PROBLEM DESCRIPTION:
Extract every line where the string "average" appears.

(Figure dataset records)
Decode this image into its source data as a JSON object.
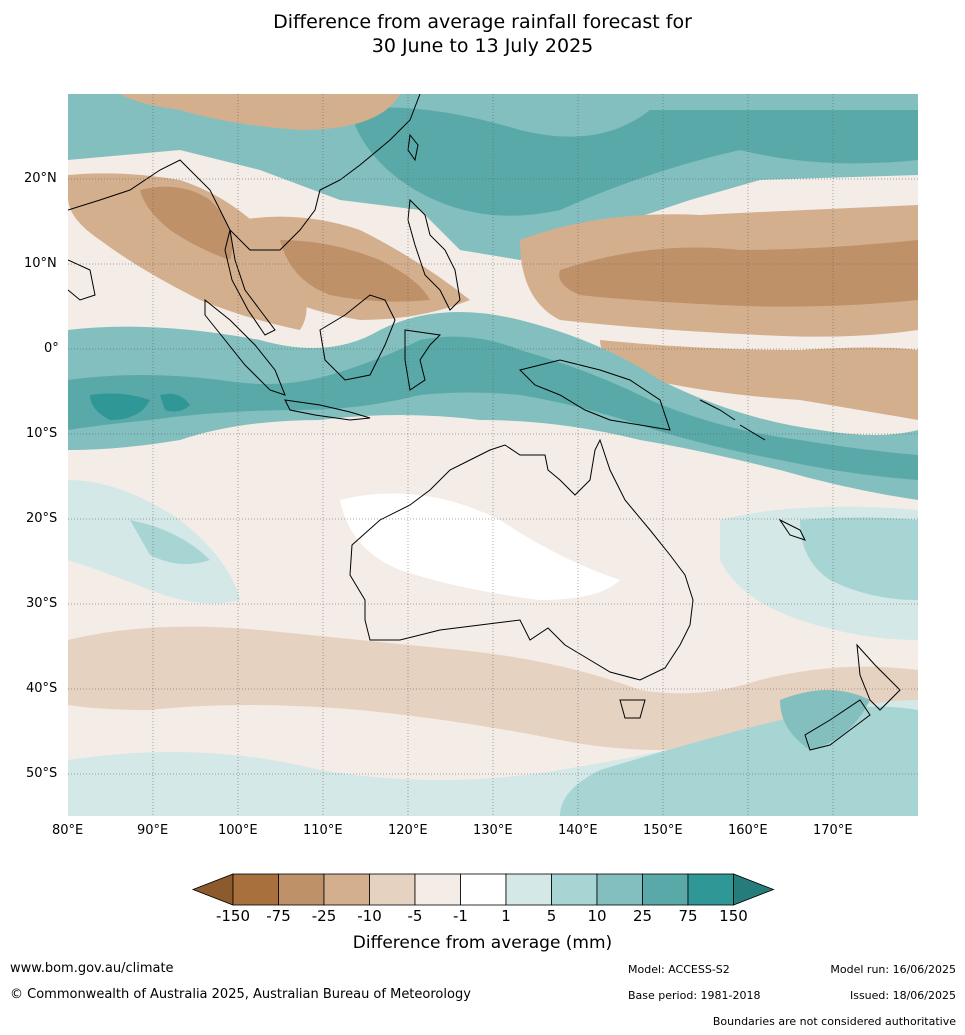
{
  "title": {
    "line1": "Difference from average rainfall forecast for",
    "line2": "30 June to 13 July 2025"
  },
  "map": {
    "lon_range": [
      80,
      180
    ],
    "lat_range": [
      -55,
      30
    ],
    "lat_labels": [
      "20°N",
      "10°N",
      "0°",
      "10°S",
      "20°S",
      "30°S",
      "40°S",
      "50°S"
    ],
    "lon_labels": [
      "80°E",
      "90°E",
      "100°E",
      "110°E",
      "120°E",
      "130°E",
      "140°E",
      "150°E",
      "160°E",
      "170°E"
    ],
    "regions": [
      "Australia",
      "New Zealand",
      "Papua New Guinea",
      "Indonesia",
      "Philippines",
      "Southeast Asia",
      "Tasmania"
    ]
  },
  "legend": {
    "title": "Difference from average (mm)",
    "tick_labels": [
      "-150",
      "-75",
      "-25",
      "-10",
      "-5",
      "-1",
      "1",
      "5",
      "10",
      "25",
      "75",
      "150"
    ],
    "colors": [
      "#a7703c",
      "#bf9168",
      "#d3af8e",
      "#e6d2c0",
      "#f4ece6",
      "#ffffff",
      "#d3e8e7",
      "#a7d5d4",
      "#82bfbe",
      "#5aa9a9",
      "#2f9896"
    ],
    "left_arrow_color": "#8c5a2c",
    "right_arrow_color": "#257c7b"
  },
  "footer": {
    "url": "www.bom.gov.au/climate",
    "copyright": "© Commonwealth of Australia 2025, Australian Bureau of Meteorology",
    "model": "Model: ACCESS-S2",
    "base_period": "Base period: 1981-2018",
    "model_run": "Model run: 16/06/2025",
    "issued": "Issued: 18/06/2025",
    "disclaimer": "Boundaries are not considered authoritative"
  }
}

CORRECT OUTPUT:
    "line1": "Difference from average rainfall forecast for",
    "title": "Difference from average (mm)",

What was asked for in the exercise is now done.